■ **PROBLEM**:
All the entries need to be quoted exactly, apart from the pictures, which you should drop.

[START AVAILABLE DATA]

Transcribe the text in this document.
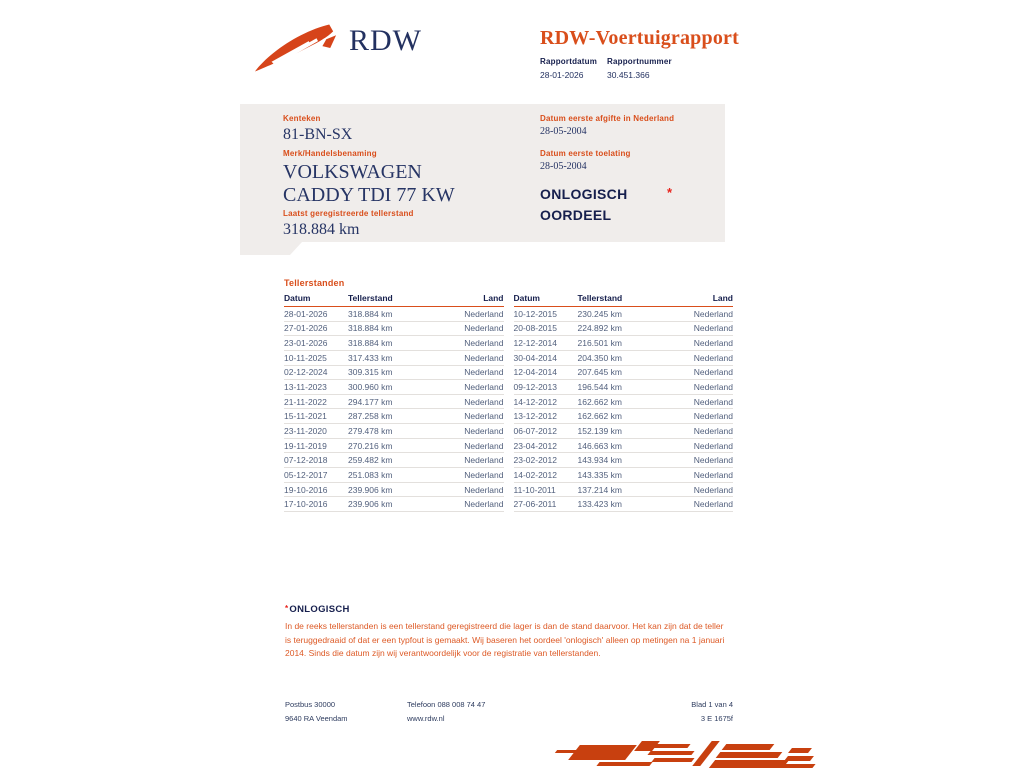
RDW	RDW-Voertuigrapport
Rapportdatum
28-01-2026
Rapportnummer
30.451.366
Kenteken
81-BN-SX
Merk/Handelsbenaming
VOLKSWAGEN
CADDY TDI 77 KW
Laatst geregistreerde tellerstand
318.884 km
Datum eerste afgifte in Nederland
28-05-2004
Datum eerste toelating
28-05-2004
*
ONLOGISCH
OORDEEL
Tellerstanden
Datum	Tellerstand	Land
28-01-2026	318.884 km	Nederland
27-01-2026	318.884 km	Nederland
23-01-2026	318.884 km	Nederland
10-11-2025	317.433 km	Nederland
02-12-2024	309.315 km	Nederland
13-11-2023	300.960 km	Nederland
21-11-2022	294.177 km	Nederland
15-11-2021	287.258 km	Nederland
23-11-2020	279.478 km	Nederland
19-11-2019	270.216 km	Nederland
07-12-2018	259.482 km	Nederland
05-12-2017	251.083 km	Nederland
19-10-2016	239.906 km	Nederland
17-10-2016	239.906 km	Nederland
Datum	Tellerstand	Land
10-12-2015	230.245 km	Nederland
20-08-2015	224.892 km	Nederland
12-12-2014	216.501 km	Nederland
30-04-2014	204.350 km	Nederland
12-04-2014	207.645 km	Nederland
09-12-2013	196.544 km	Nederland
14-12-2012	162.662 km	Nederland
13-12-2012	162.662 km	Nederland
06-07-2012	152.139 km	Nederland
23-04-2012	146.663 km	Nederland
23-02-2012	143.934 km	Nederland
14-02-2012	143.335 km	Nederland
11-10-2011	137.214 km	Nederland
27-06-2011	133.423 km	Nederland
*ONLOGISCH

In de reeks tellerstanden is een tellerstand geregistreerd die lager is dan de stand daarvoor. Het kan zijn dat de teller is teruggedraaid of dat er een typfout is gemaakt. Wij baseren het oordeel 'onlogisch' alleen op metingen na 1 januari 2014. Sinds die datum zijn wij verantwoordelijk voor de registratie van tellerstanden.

Postbus 30000
9640 RA Veendam
Telefoon 088 008 74 47
www.rdw.nl
Blad 1 van 4
3 E 1675f
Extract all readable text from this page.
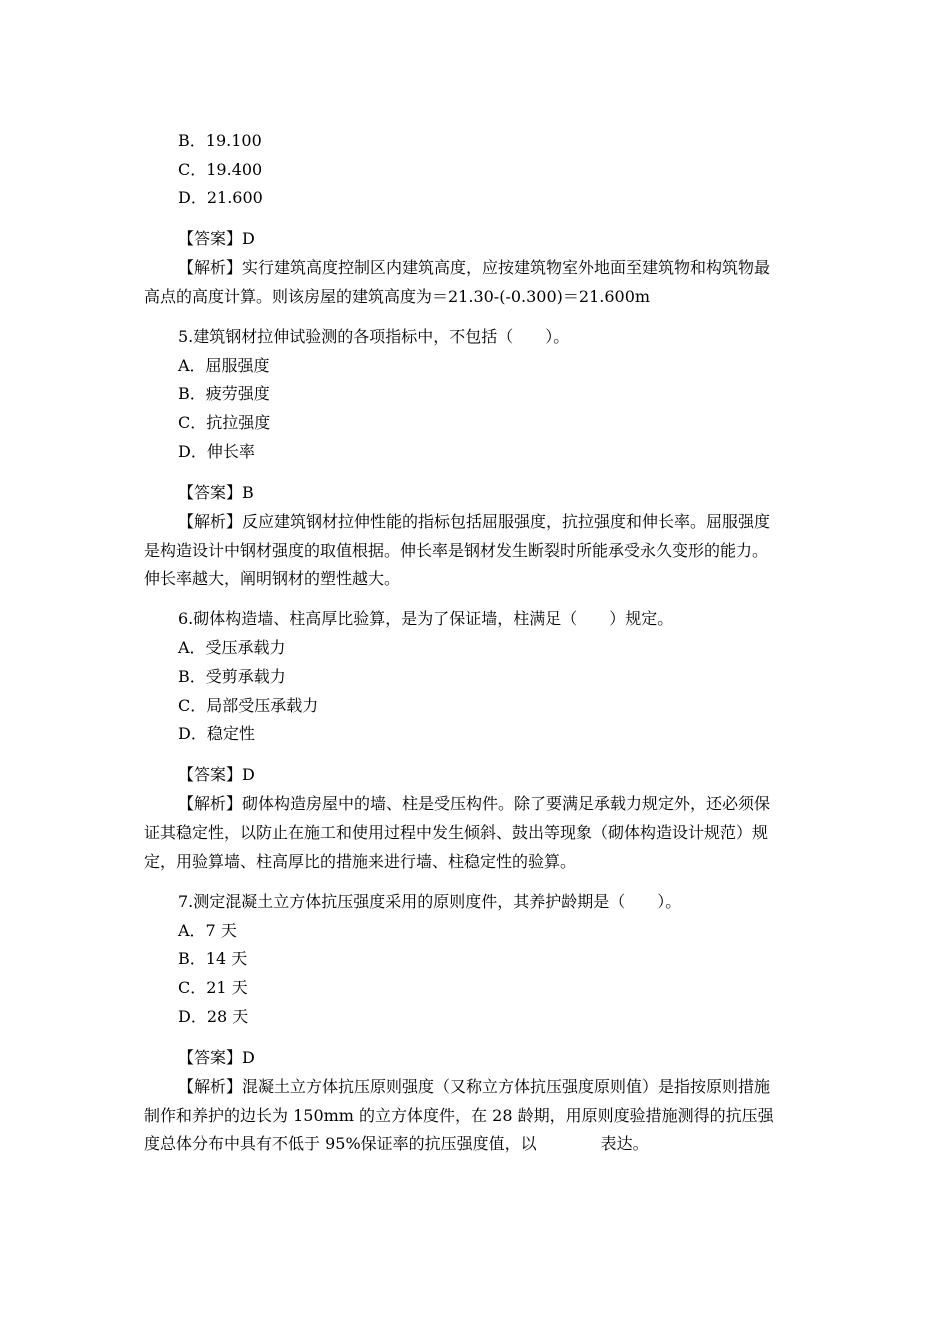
B．19.100
C．19.400
D．21.600
【答案】D
【解析】实行建筑高度控制区内建筑高度，应按建筑物室外地面至建筑物和构筑物最
高点的高度计算。则该房屋的建筑高度为＝21.30-(-0.300)＝21.600m
5.建筑钢材拉伸试验测的各项指标中，不包括（　　）。
A．屈服强度
B．疲劳强度
C．抗拉强度
D．伸长率
【答案】B
【解析】反应建筑钢材拉伸性能的指标包括屈服强度，抗拉强度和伸长率。屈服强度
是构造设计中钢材强度的取值根据。伸长率是钢材发生断裂时所能承受永久变形的能力。
伸长率越大，阐明钢材的塑性越大。
6.砌体构造墙、柱高厚比验算，是为了保证墙，柱满足（　　）规定。
A．受压承载力
B．受剪承载力
C．局部受压承载力
D．稳定性
【答案】D
【解析】砌体构造房屋中的墙、柱是受压构件。除了要满足承载力规定外，还必须保
证其稳定性，以防止在施工和使用过程中发生倾斜、鼓出等现象（砌体构造设计规范）规
定，用验算墙、柱高厚比的措施来进行墙、柱稳定性的验算。
7.测定混凝土立方体抗压强度采用的原则度件，其养护龄期是（　　）。
A．7 天
B．14 天
C．21 天
D．28 天
【答案】D
【解析】混凝土立方体抗压原则强度（又称立方体抗压强度原则值）是指按原则措施
制作和养护的边长为 150mm 的立方体度件，在 28 龄期，用原则度验措施测得的抗压强
度总体分布中具有不低于 95%保证率的抗压强度值，以	表达。
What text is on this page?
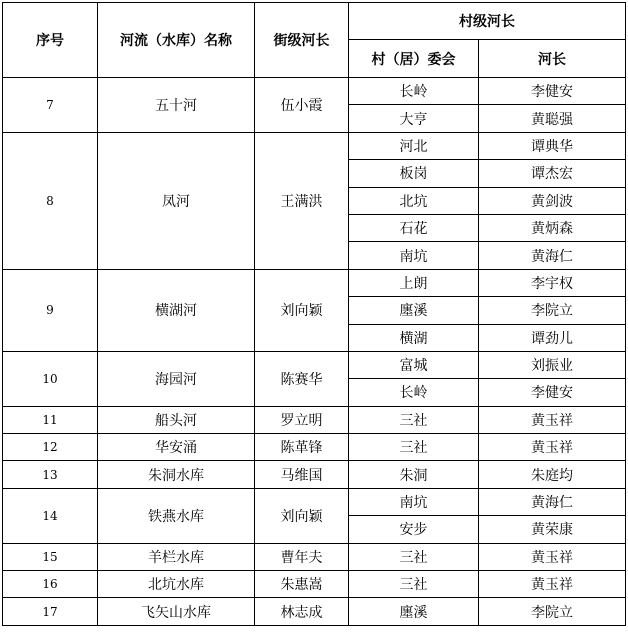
序号	河流（水库）名称	街级河长	村级河长	
			村（居）委会	河长
7	五十河	伍小霞	长岭	李健安
			大亨	黄聪强
8	凤河	王满洪	河北	谭典华
			板岗	谭杰宏
			北坑	黄剑波
			石花	黄炳森
			南坑	黄海仁
9	横湖河	刘向颖	上朗	李宇权
			廛溪	李院立
			横湖	谭劲儿
10	海园河	陈赛华	富城	刘振业
			长岭	李健安
11	船头河	罗立明	三社	黄玉祥
12	华安涌	陈革锋	三社	黄玉祥
13	朱洞水库	马维国	朱洞	朱庭均
14	铁燕水库	刘向颖	南坑	黄海仁
			安步	黄荣康
15	羊栏水库	曹年夫	三社	黄玉祥
16	北坑水库	朱惠嵩	三社	黄玉祥
17	飞矢山水库	林志成	廛溪	李院立
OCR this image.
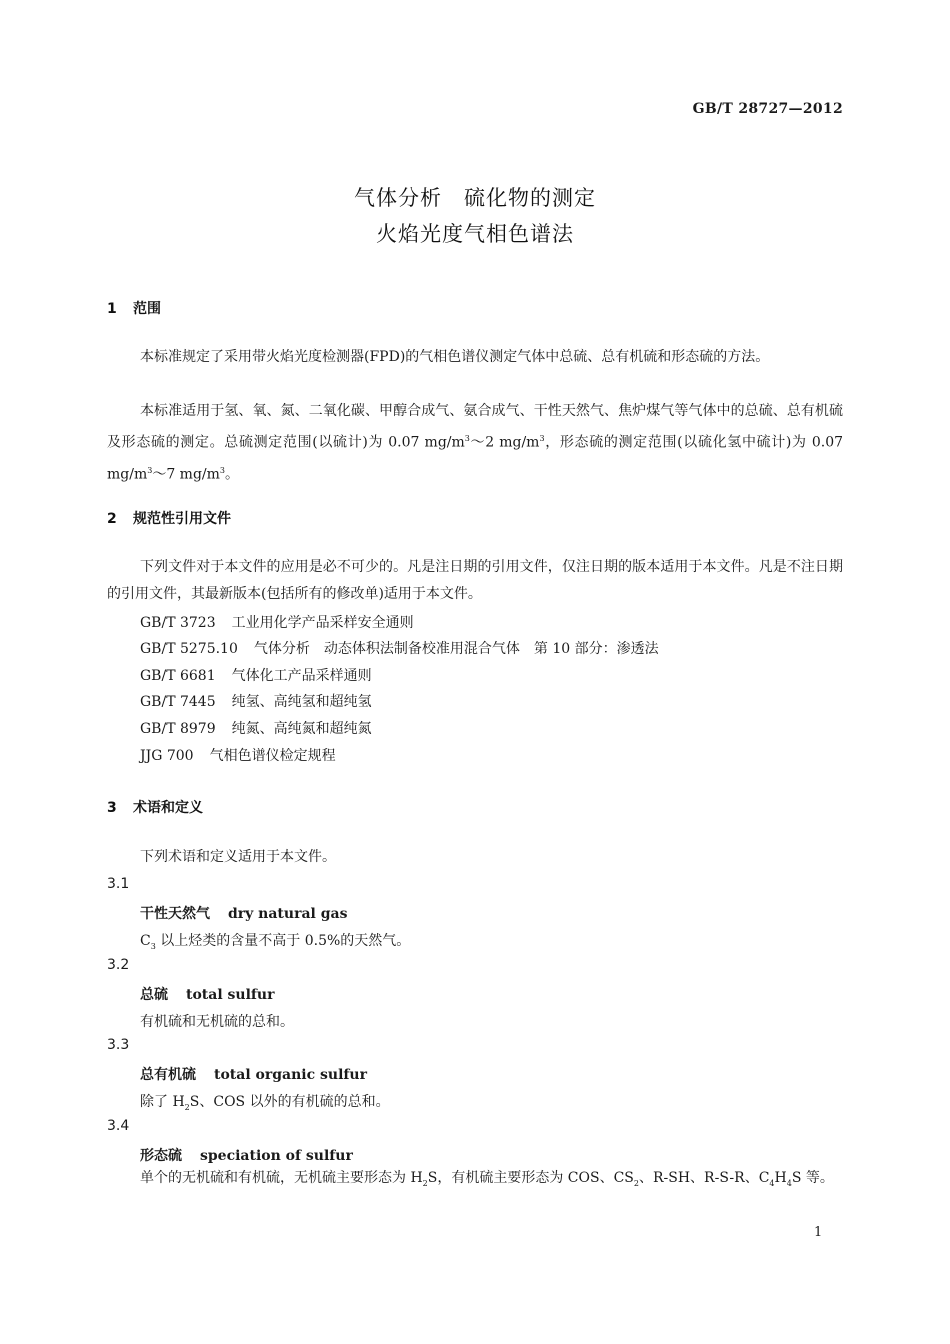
GB/T 28727—2012
气体分析　硫化物的测定
火焰光度气相色谱法
1 范围
本标准规定了采用带火焰光度检测器(FPD)的气相色谱仪测定气体中总硫、总有机硫和形态硫的方法。
本标准适用于氢、氧、氮、二氧化碳、甲醇合成气、氨合成气、干性天然气、焦炉煤气等气体中的总硫、总有机硫及形态硫的测定。总硫测定范围(以硫计)为 0.07 $mg/m^3\sim 2$ $mg/m^3$，形态硫的测定范围(以硫化氢中硫计)为 0.07 $mg/m^3\sim 7$ $mg/m^3$。
2 规范性引用文件
下列文件对于本文件的应用是必不可少的。凡是注日期的引用文件，仅注日期的版本适用于本文件。凡是不注日期的引用文件，其最新版本(包括所有的修改单)适用于本文件。
GB/T 3723 工业用化学产品采样安全通则
GB/T 5275.10 气体分析　动态体积法制备校准用混合气体　第 10 部分：渗透法
GB/T 6681 气体化工产品采样通则
GB/T 7445 纯氢、高纯氢和超纯氢
GB/T 8979 纯氮、高纯氮和超纯氮
JJG 700 气相色谱仪检定规程
3 术语和定义
下列术语和定义适用于本文件。
3.1
干性天然气 dry natural gas
$C_3$ 以上烃类的含量不高于 0.5%的天然气。
3.2
总硫 total sulfur
有机硫和无机硫的总和。
3.3
总有机硫 total organic sulfur
除了 $H_2S$、COS 以外的有机硫的总和。
3.4
形态硫 speciation of sulfur
单个的无机硫和有机硫，无机硫主要形态为 $H_2S$，有机硫主要形态为 COS、$CS_2$、R-SH、R-S-R、$C_4H_4S$ 等。
1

[END AVAILABLE DATA]

■ **PROBLEM SOLUTION**:
Transcribe the text in this document.
RDW	RDW-Voertuigrapport
Rapportdatum
28-01-2026
Rapportnummer
30.451.366
Kenteken
81-BN-SX
Merk/Handelsbenaming
VOLKSWAGEN
CADDY TDI 77 KW
Laatst geregistreerde tellerstand
318.884 km
Datum eerste afgifte in Nederland
28-05-2004
Datum eerste toelating
28-05-2004
*
ONLOGISCH
OORDEEL
Tellerstanden
Datum	Tellerstand	Land
28-01-2026	318.884 km	Nederland
27-01-2026	318.884 km	Nederland
23-01-2026	318.884 km	Nederland
10-11-2025	317.433 km	Nederland
02-12-2024	309.315 km	Nederland
13-11-2023	300.960 km	Nederland
21-11-2022	294.177 km	Nederland
15-11-2021	287.258 km	Nederland
23-11-2020	279.478 km	Nederland
19-11-2019	270.216 km	Nederland
07-12-2018	259.482 km	Nederland
05-12-2017	251.083 km	Nederland
19-10-2016	239.906 km	Nederland
17-10-2016	239.906 km	Nederland
Datum	Tellerstand	Land
10-12-2015	230.245 km	Nederland
20-08-2015	224.892 km	Nederland
12-12-2014	216.501 km	Nederland
30-04-2014	204.350 km	Nederland
12-04-2014	207.645 km	Nederland
09-12-2013	196.544 km	Nederland
14-12-2012	162.662 km	Nederland
13-12-2012	162.662 km	Nederland
06-07-2012	152.139 km	Nederland
23-04-2012	146.663 km	Nederland
23-02-2012	143.934 km	Nederland
14-02-2012	143.335 km	Nederland
11-10-2011	137.214 km	Nederland
27-06-2011	133.423 km	Nederland
*ONLOGISCH

In de reeks tellerstanden is een tellerstand geregistreerd die lager is dan de stand daarvoor. Het kan zijn dat de teller is teruggedraaid of dat er een typfout is gemaakt. Wij baseren het oordeel 'onlogisch' alleen op metingen na 1 januari 2014. Sinds die datum zijn wij verantwoordelijk voor de registratie van tellerstanden.

Postbus 30000
9640 RA Veendam
Telefoon 088 008 74 47
www.rdw.nl
Blad 1 van 4
3 E 1675f
Extract all readable text from this page.
B．19.100
C．19.400
D．21.600
【答案】D
【解析】实行建筑高度控制区内建筑高度，应按建筑物室外地面至建筑物和构筑物最
高点的高度计算。则该房屋的建筑高度为＝21.30-(-0.300)＝21.600m
5.建筑钢材拉伸试验测的各项指标中，不包括（　　）。
A．屈服强度
B．疲劳强度
C．抗拉强度
D．伸长率
【答案】B
【解析】反应建筑钢材拉伸性能的指标包括屈服强度，抗拉强度和伸长率。屈服强度
是构造设计中钢材强度的取值根据。伸长率是钢材发生断裂时所能承受永久变形的能力。
伸长率越大，阐明钢材的塑性越大。
6.砌体构造墙、柱高厚比验算，是为了保证墙，柱满足（　　）规定。
A．受压承载力
B．受剪承载力
C．局部受压承载力
D．稳定性
【答案】D
【解析】砌体构造房屋中的墙、柱是受压构件。除了要满足承载力规定外，还必须保
证其稳定性，以防止在施工和使用过程中发生倾斜、鼓出等现象（砌体构造设计规范）规
定，用验算墙、柱高厚比的措施来进行墙、柱稳定性的验算。
7.测定混凝土立方体抗压强度采用的原则度件，其养护龄期是（　　）。
A．7 天
B．14 天
C．21 天
D．28 天
【答案】D
【解析】混凝土立方体抗压原则强度（又称立方体抗压强度原则值）是指按原则措施
制作和养护的边长为 150mm 的立方体度件，在 28 龄期，用原则度验措施测得的抗压强
度总体分布中具有不低于 95%保证率的抗压强度值，以	表达。
What text is on this page?
序号	河流（水库）名称	街级河长	村级河长	
			村（居）委会	河长
7	五十河	伍小霞	长岭	李健安
			大亨	黄聪强
8	凤河	王满洪	河北	谭典华
			板岗	谭杰宏
			北坑	黄剑波
			石花	黄炳森
			南坑	黄海仁
9	横湖河	刘向颖	上朗	李宇权
			廛溪	李院立
			横湖	谭劲儿
10	海园河	陈赛华	富城	刘振业
			长岭	李健安
11	船头河	罗立明	三社	黄玉祥
12	华安涌	陈革锋	三社	黄玉祥
13	朱洞水库	马维国	朱洞	朱庭均
14	铁燕水库	刘向颖	南坑	黄海仁
			安步	黄荣康
15	羊栏水库	曹年夫	三社	黄玉祥
16	北坑水库	朱惠嵩	三社	黄玉祥
17	飞矢山水库	林志成	廛溪	李院立
OCR this image.
GB/T 28727—2012
气体分析　硫化物的测定
火焰光度气相色谱法
1 范围
本标准规定了采用带火焰光度检测器(FPD)的气相色谱仪测定气体中总硫、总有机硫和形态硫的方法。
本标准适用于氢、氧、氮、二氧化碳、甲醇合成气、氨合成气、干性天然气、焦炉煤气等气体中的总硫、总有机硫及形态硫的测定。总硫测定范围(以硫计)为 0.07 $mg/m^3\sim 2$ $mg/m^3$，形态硫的测定范围(以硫化氢中硫计)为 0.07 $mg/m^3\sim 7$ $mg/m^3$。
2 规范性引用文件
下列文件对于本文件的应用是必不可少的。凡是注日期的引用文件，仅注日期的版本适用于本文件。凡是不注日期的引用文件，其最新版本(包括所有的修改单)适用于本文件。
GB/T 3723 工业用化学产品采样安全通则
GB/T 5275.10 气体分析　动态体积法制备校准用混合气体　第 10 部分：渗透法
GB/T 6681 气体化工产品采样通则
GB/T 7445 纯氢、高纯氢和超纯氢
GB/T 8979 纯氮、高纯氮和超纯氮
JJG 700 气相色谱仪检定规程
3 术语和定义
下列术语和定义适用于本文件。
3.1
干性天然气 dry natural gas
$C_3$ 以上烃类的含量不高于 0.5%的天然气。
3.2
总硫 total sulfur
有机硫和无机硫的总和。
3.3
总有机硫 total organic sulfur
除了 $H_2S$、COS 以外的有机硫的总和。
3.4
形态硫 speciation of sulfur
单个的无机硫和有机硫，无机硫主要形态为 $H_2S$，有机硫主要形态为 COS、$CS_2$、R-SH、R-S-R、$C_4H_4S$ 等。
1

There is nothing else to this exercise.